## [EXERCISE DIRECTIONS]
Without the pictures, copy the entries below word for word.

----- STORED RECORDS -----

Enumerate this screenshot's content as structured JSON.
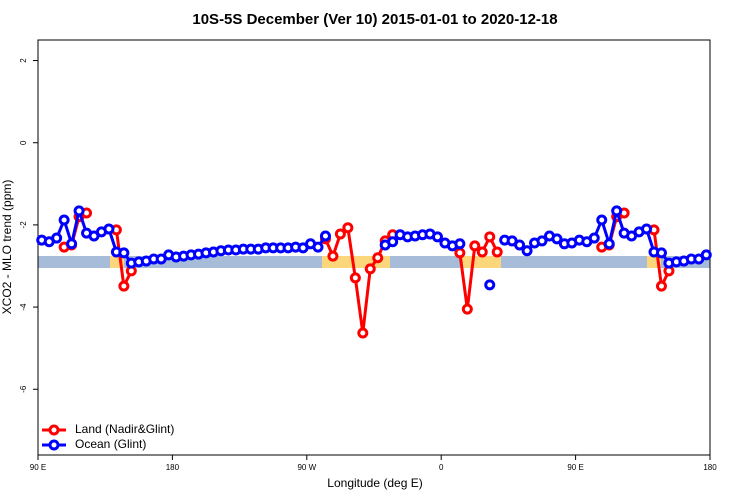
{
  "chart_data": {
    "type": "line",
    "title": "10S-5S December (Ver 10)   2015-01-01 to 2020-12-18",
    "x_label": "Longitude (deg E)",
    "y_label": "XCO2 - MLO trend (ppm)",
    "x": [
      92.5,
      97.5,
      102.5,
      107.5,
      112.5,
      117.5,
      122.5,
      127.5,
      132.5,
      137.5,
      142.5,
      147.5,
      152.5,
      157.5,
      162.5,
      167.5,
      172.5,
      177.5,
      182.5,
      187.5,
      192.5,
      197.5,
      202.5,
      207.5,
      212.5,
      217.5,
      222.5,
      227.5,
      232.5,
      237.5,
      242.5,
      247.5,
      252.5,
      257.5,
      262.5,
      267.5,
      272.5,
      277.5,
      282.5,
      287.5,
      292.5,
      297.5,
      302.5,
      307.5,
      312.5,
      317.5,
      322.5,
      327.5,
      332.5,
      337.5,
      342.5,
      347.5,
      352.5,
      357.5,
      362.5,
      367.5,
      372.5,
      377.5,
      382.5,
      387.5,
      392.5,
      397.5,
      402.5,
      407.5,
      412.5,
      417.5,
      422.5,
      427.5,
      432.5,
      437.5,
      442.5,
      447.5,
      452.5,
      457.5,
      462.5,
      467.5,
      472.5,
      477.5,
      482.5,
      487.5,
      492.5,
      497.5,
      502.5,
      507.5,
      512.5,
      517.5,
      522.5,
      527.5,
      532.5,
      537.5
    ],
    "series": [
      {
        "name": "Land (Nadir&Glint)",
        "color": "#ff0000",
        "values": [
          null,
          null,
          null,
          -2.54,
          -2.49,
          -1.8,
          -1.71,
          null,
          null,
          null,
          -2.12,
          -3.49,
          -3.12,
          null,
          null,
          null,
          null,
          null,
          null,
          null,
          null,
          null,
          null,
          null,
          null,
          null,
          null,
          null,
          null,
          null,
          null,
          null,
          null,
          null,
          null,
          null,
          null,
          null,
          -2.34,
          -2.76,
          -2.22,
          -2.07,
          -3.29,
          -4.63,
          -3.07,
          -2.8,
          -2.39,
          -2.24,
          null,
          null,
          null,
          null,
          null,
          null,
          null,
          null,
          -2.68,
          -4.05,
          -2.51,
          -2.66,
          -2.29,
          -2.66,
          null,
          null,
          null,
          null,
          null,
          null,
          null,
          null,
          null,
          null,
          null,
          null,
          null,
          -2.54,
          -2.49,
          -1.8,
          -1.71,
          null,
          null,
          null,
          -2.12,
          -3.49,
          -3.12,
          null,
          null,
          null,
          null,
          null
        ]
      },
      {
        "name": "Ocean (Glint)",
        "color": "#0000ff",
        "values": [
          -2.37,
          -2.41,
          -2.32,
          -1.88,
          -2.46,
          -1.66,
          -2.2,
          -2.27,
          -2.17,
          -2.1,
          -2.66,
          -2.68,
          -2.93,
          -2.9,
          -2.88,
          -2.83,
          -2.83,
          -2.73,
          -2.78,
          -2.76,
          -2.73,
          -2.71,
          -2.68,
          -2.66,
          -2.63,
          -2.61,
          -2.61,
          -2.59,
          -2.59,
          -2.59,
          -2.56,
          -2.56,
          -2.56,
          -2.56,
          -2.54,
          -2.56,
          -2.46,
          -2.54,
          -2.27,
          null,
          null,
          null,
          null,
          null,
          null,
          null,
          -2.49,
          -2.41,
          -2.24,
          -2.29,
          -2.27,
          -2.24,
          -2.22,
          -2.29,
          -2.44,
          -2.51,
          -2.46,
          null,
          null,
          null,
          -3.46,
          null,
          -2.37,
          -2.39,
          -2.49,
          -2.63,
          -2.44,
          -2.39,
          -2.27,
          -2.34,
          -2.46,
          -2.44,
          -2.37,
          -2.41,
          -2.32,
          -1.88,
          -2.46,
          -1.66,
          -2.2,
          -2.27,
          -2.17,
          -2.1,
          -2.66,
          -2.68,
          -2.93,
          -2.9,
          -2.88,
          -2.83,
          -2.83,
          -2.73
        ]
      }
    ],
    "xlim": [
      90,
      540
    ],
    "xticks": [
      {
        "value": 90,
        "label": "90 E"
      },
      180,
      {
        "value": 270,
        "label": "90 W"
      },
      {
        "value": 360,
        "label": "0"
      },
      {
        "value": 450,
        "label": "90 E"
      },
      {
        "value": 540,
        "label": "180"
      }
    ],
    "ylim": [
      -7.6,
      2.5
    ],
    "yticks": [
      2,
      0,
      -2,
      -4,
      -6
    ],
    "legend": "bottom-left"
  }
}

-----

## [CORRECT ANSWER]
Enumerate this screenshot's content as structured JSON.
{
  "chart_data": {
    "type": "line",
    "title": "10S-5S December (Ver 10)   2015-01-01 to 2020-12-18",
    "x_label": "Longitude (deg E)",
    "y_label": "XCO2 - MLO trend (ppm)",
    "x": [
      92.5,
      97.5,
      102.5,
      107.5,
      112.5,
      117.5,
      122.5,
      127.5,
      132.5,
      137.5,
      142.5,
      147.5,
      152.5,
      157.5,
      162.5,
      167.5,
      172.5,
      177.5,
      182.5,
      187.5,
      192.5,
      197.5,
      202.5,
      207.5,
      212.5,
      217.5,
      222.5,
      227.5,
      232.5,
      237.5,
      242.5,
      247.5,
      252.5,
      257.5,
      262.5,
      267.5,
      272.5,
      277.5,
      282.5,
      287.5,
      292.5,
      297.5,
      302.5,
      307.5,
      312.5,
      317.5,
      322.5,
      327.5,
      332.5,
      337.5,
      342.5,
      347.5,
      352.5,
      357.5,
      362.5,
      367.5,
      372.5,
      377.5,
      382.5,
      387.5,
      392.5,
      397.5,
      402.5,
      407.5,
      412.5,
      417.5,
      422.5,
      427.5,
      432.5,
      437.5,
      442.5,
      447.5,
      452.5,
      457.5,
      462.5,
      467.5,
      472.5,
      477.5,
      482.5,
      487.5,
      492.5,
      497.5,
      502.5,
      507.5,
      512.5,
      517.5,
      522.5,
      527.5,
      532.5,
      537.5
    ],
    "series": [
      {
        "name": "Land (Nadir&Glint)",
        "color": "#ff0000",
        "values": [
          null,
          null,
          null,
          -2.54,
          -2.49,
          -1.8,
          -1.71,
          null,
          null,
          null,
          -2.12,
          -3.49,
          -3.12,
          null,
          null,
          null,
          null,
          null,
          null,
          null,
          null,
          null,
          null,
          null,
          null,
          null,
          null,
          null,
          null,
          null,
          null,
          null,
          null,
          null,
          null,
          null,
          null,
          null,
          -2.34,
          -2.76,
          -2.22,
          -2.07,
          -3.29,
          -4.63,
          -3.07,
          -2.8,
          -2.39,
          -2.24,
          null,
          null,
          null,
          null,
          null,
          null,
          null,
          null,
          -2.68,
          -4.05,
          -2.51,
          -2.66,
          -2.29,
          -2.66,
          null,
          null,
          null,
          null,
          null,
          null,
          null,
          null,
          null,
          null,
          null,
          null,
          null,
          -2.54,
          -2.49,
          -1.8,
          -1.71,
          null,
          null,
          null,
          -2.12,
          -3.49,
          -3.12,
          null,
          null,
          null,
          null,
          null
        ]
      },
      {
        "name": "Ocean (Glint)",
        "color": "#0000ff",
        "values": [
          -2.37,
          -2.41,
          -2.32,
          -1.88,
          -2.46,
          -1.66,
          -2.2,
          -2.27,
          -2.17,
          -2.1,
          -2.66,
          -2.68,
          -2.93,
          -2.9,
          -2.88,
          -2.83,
          -2.83,
          -2.73,
          -2.78,
          -2.76,
          -2.73,
          -2.71,
          -2.68,
          -2.66,
          -2.63,
          -2.61,
          -2.61,
          -2.59,
          -2.59,
          -2.59,
          -2.56,
          -2.56,
          -2.56,
          -2.56,
          -2.54,
          -2.56,
          -2.46,
          -2.54,
          -2.27,
          null,
          null,
          null,
          null,
          null,
          null,
          null,
          -2.49,
          -2.41,
          -2.24,
          -2.29,
          -2.27,
          -2.24,
          -2.22,
          -2.29,
          -2.44,
          -2.51,
          -2.46,
          null,
          null,
          null,
          -3.46,
          null,
          -2.37,
          -2.39,
          -2.49,
          -2.63,
          -2.44,
          -2.39,
          -2.27,
          -2.34,
          -2.46,
          -2.44,
          -2.37,
          -2.41,
          -2.32,
          -1.88,
          -2.46,
          -1.66,
          -2.2,
          -2.27,
          -2.17,
          -2.1,
          -2.66,
          -2.68,
          -2.93,
          -2.9,
          -2.88,
          -2.83,
          -2.83,
          -2.73
        ]
      }
    ],
    "xlim": [
      90,
      540
    ],
    "xticks": [
      {
        "value": 90,
        "label": "90 E"
      },
      180,
      {
        "value": 270,
        "label": "90 W"
      },
      {
        "value": 360,
        "label": "0"
      },
      {
        "value": 450,
        "label": "90 E"
      },
      {
        "value": 540,
        "label": "180"
      }
    ],
    "ylim": [
      -7.6,
      2.5
    ],
    "yticks": [
      2,
      0,
      -2,
      -4,
      -6
    ],
    "legend": "bottom-left"
  }
}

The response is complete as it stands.